Extracted text:
%%

In The Jewish War, Josephus describes Titus as merciful, as having tried to avoid killing Jews who surrendered and waiting until the last possible moment before destroying Jerusalem and burning down the Temple. Some have claimed that Josephus wrote the account this way out of friendship with Titus who was also his patron. Ilan, on the other hand, believes Josephus’s account to be an unflattering description of Titus in the eyes of the Romans who were the book’s target audience. Instead, she contends, it was Titus’s idea to portray himself in this way for the benefit of none other than Berenice—as a kind of mea culpa for the actions he had been forced to commit in Judea.

And you know - that actually makes psychological sense and fits with the fact that from a purely Roman (and for that matter Greek) pov, Josephus really does not have to show Titus as sympathetic to the Jewish people, or wanting the preserve the Temple and the city, see above for how war campaigns usually gets presented in Roman sources. But maybe he did it for just one reader in particular. (As well as needing to believe that Titus was originally well intentioned because of his own actions.)

How do we know Titus was serious enough about Berenice to care what she thought of him? Because he really had that long term relationship with her and the Roman historicans, who were by no means sympathetic to Berenice (like I said: Cleopatra complex), write stuff like the following bits from Suetonius when he compares Titus in his Prince Hal phase (i.e. during his father's reign) to Titus in his Henry V phase (i.e. during the two short years of his own reign before his premature death):

Prince Hal!Titus: From that moment on he never ceased to serve as the partner and even the protector of the Emperor. (...)He also became th first man of non-equestrian rank to serve as prefect of the praetorian guard, a command which he exercised in a fairly high-handed and brutal manner(...). In addition to cruelty, he was suspected as well - because he liked to stay up into the middle of the night playing drinking games with his most dissollute friends - of a taste for overindulgence; also - because of the troupes of male prostitutes and eunuchs he kept, as well as the notorious affair he conducted with Queen Berenice, whom he is actually reported to have promised to marry - of wallowing in sexual excess.

%%

Data lines:

%%

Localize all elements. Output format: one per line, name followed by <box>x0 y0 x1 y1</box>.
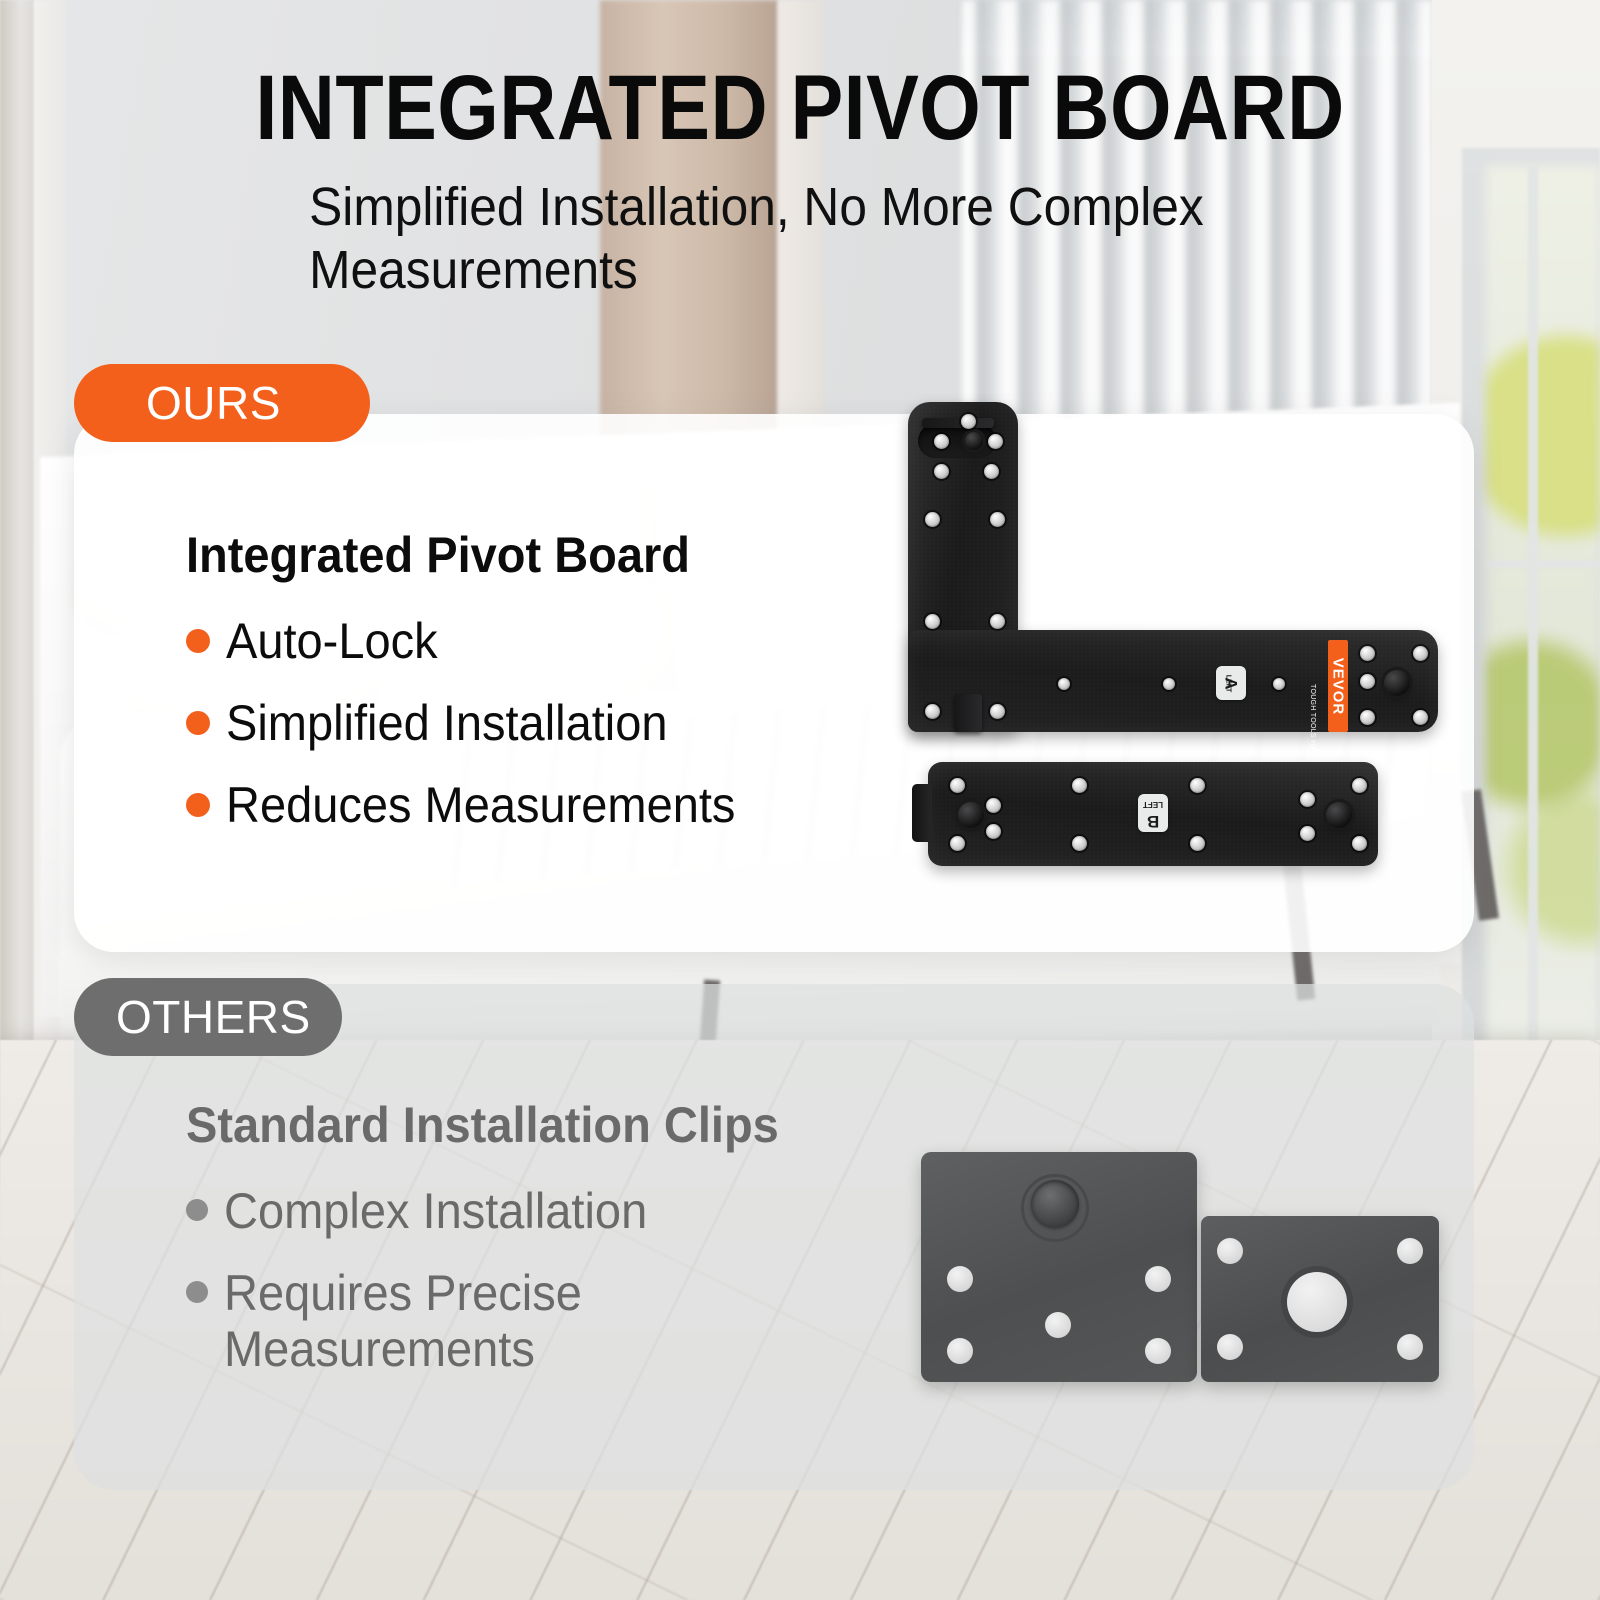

%%
%%

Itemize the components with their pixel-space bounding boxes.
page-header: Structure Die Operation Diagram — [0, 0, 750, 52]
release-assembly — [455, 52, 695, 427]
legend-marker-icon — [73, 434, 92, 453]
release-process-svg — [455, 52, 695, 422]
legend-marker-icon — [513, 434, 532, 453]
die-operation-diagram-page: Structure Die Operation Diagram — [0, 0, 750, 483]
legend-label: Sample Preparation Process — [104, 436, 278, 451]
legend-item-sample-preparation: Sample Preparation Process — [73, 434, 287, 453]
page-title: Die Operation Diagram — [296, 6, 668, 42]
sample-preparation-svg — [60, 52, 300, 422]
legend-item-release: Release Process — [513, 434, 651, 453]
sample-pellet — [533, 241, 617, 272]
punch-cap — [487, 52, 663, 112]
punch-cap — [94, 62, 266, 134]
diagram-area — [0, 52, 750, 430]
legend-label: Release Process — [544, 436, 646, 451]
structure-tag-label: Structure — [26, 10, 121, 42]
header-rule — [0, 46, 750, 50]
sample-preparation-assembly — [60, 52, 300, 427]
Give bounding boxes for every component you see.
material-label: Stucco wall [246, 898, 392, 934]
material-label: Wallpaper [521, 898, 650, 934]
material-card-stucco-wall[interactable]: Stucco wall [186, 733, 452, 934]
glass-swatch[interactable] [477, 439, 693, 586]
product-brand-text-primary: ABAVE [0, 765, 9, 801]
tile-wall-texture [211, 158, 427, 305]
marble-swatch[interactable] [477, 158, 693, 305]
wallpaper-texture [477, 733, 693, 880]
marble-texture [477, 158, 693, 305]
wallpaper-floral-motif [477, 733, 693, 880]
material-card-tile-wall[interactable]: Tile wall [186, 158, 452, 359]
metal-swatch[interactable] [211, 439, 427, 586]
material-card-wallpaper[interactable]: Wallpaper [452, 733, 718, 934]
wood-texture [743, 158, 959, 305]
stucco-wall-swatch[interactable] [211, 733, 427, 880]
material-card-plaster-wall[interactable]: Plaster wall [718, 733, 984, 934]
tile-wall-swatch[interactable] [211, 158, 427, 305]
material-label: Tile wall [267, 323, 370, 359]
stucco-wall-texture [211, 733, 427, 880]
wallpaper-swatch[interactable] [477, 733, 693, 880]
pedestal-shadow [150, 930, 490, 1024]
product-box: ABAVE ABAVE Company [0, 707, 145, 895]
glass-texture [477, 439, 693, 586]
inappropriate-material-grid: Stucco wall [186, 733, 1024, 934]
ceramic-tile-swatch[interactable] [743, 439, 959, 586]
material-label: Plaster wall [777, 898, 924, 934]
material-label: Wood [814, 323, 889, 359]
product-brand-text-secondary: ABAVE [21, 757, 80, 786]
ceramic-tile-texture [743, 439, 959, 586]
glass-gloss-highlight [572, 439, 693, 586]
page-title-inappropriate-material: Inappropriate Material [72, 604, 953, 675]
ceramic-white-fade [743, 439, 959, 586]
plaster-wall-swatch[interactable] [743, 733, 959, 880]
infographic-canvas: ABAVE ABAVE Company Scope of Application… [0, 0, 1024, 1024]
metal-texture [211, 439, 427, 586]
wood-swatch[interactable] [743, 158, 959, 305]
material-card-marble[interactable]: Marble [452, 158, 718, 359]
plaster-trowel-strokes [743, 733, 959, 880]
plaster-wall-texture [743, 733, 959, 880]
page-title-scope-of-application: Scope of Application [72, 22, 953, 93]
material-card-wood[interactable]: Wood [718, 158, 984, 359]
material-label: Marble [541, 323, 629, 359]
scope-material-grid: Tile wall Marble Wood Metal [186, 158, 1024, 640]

%%

Directives:
1. In the passage on Titus and Berenice, rewrite the section from "Prince Hal!Titus: From" up to and including "in sexual excess.", changing "drinking games" to "dice games".
2. Write the next part of the passage on Titus, Josephus and Berenice, beginning after its final sentence.

Responses to the tasks:
1.
Prince Hal!Titus: From that moment on he never ceased to serve as the partner and even the protector of the Emperor. (...)He also became th first man of non-equestrian rank to serve as prefect of the praetorian guard, a command which he exercised in a fairly high-handed and brutal manner(...). In addition to cruelty, he was suspected as well - because he liked to stay up into the middle of the night playing dice games with his most dissollute friends - of a taste for overindulgence; also - because of the troupes of male prostitutes and eunuchs he kept, as well as the notorious affair he conducted with Queen Berenice, whom he is actually reported to have promised to marry - of wallowing in sexual excess.

2.
(Note Josephus gives us neither Berenice nor the dancing boys and eunuchs. I feel let down, Josephus.)

(More seriously, remember the crossdressing guyliners from John of Gischala? That's Suetonius using the same trope about unreformed Titus.)

Henry V!Titus: He sent Berenice away from Rome the moment he became Emperor; something that caused him no less pain than it did her. He stopped lavishing favours on the boys whom he had always particularly adored, dancers whose talent was such that in due course they took to the stage, and even stopped watching them perform in public altogether.

Basically, Berenice in Roman histories is presented the Falstaff to Titus' Prince Hal. Just sexier. (Mind you, she was eleven years older than him, another thing baffling male readers through the millennia. Antony at least was older than Cleopatra!) Personally, I hope she got at least some of the dancing boys in the divorce. I's a very Roman thing to present the affair with Berenice - an adult woman - as sexually debauched in a way entertaining a troup of "male prostitutes/dancing boys" was seen at. Whereas of course modern readers would first want to know how we are to understand the term "boys" here, and how old they were. That Titus either had them or at least had the reputation of having them (pre-Emperorship) incidentally might also give us another glimpse of what it meant growing up at Nero's court. (Yuletide!) But yeah: can see him signalling to Josephus he'd very much like it if his book makes clear to Berenice that Titus really really tried but couldn't help it despite good intentions that the whole thing went up in literal flames.

(Whether or not he promised to Berenice he would not burn the Temple, as he does in Feuchtwange's novel.)

(Feuchtwanger didn't give us the dancing boys, either, but then these were historical novels written in the 1930s, so bisexual or gay action pretty much is none apparant.)
Edited Date: 2026-04-14 03:32 pm (UTC)

Re: Titus

Date: 2026-04-15 09:56 am (UTC)
selenak: (Default)
From: [personal profile] selenak
Well, since until a few days ago you never realised that Mozart’s Tito is also Feuchtwanger’s Titus, there is much room for additional versions. :)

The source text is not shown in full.